Records from a collection
◆ ◆ ◆
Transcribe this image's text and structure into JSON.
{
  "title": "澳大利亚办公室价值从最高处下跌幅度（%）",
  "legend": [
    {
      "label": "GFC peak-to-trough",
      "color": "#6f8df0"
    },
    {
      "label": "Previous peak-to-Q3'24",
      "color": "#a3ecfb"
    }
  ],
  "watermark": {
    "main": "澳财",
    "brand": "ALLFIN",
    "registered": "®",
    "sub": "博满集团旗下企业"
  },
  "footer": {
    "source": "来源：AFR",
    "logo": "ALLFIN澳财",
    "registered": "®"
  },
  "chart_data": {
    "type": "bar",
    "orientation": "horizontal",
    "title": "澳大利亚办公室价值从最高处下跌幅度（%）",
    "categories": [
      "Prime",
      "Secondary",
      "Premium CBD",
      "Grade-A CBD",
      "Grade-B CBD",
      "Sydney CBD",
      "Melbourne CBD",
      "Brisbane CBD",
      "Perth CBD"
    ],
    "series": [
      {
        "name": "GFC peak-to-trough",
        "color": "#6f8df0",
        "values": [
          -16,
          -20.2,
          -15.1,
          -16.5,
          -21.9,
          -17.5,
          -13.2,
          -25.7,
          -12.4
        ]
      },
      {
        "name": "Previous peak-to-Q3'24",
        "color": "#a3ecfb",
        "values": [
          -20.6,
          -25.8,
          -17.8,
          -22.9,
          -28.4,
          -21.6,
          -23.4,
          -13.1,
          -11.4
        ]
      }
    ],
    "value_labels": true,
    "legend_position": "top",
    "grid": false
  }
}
◆ ◆ ◆
• _Work required_:
Each entry must be reproduced verbatim.

• _Output of the task_:
Transcribe this image's text and structure into JSON.
{
  "title": "澳大利亚办公室价值从最高处下跌幅度（%）",
  "legend": [
    {
      "label": "GFC peak-to-trough",
      "color": "#6f8df0"
    },
    {
      "label": "Previous peak-to-Q3'24",
      "color": "#a3ecfb"
    }
  ],
  "watermark": {
    "main": "澳财",
    "brand": "ALLFIN",
    "registered": "®",
    "sub": "博满集团旗下企业"
  },
  "footer": {
    "source": "来源：AFR",
    "logo": "ALLFIN澳财",
    "registered": "®"
  },
  "chart_data": {
    "type": "bar",
    "orientation": "horizontal",
    "title": "澳大利亚办公室价值从最高处下跌幅度（%）",
    "categories": [
      "Prime",
      "Secondary",
      "Premium CBD",
      "Grade-A CBD",
      "Grade-B CBD",
      "Sydney CBD",
      "Melbourne CBD",
      "Brisbane CBD",
      "Perth CBD"
    ],
    "series": [
      {
        "name": "GFC peak-to-trough",
        "color": "#6f8df0",
        "values": [
          -16,
          -20.2,
          -15.1,
          -16.5,
          -21.9,
          -17.5,
          -13.2,
          -25.7,
          -12.4
        ]
      },
      {
        "name": "Previous peak-to-Q3'24",
        "color": "#a3ecfb",
        "values": [
          -20.6,
          -25.8,
          -17.8,
          -22.9,
          -28.4,
          -21.6,
          -23.4,
          -13.1,
          -11.4
        ]
      }
    ],
    "value_labels": true,
    "legend_position": "top",
    "grid": false
  }
}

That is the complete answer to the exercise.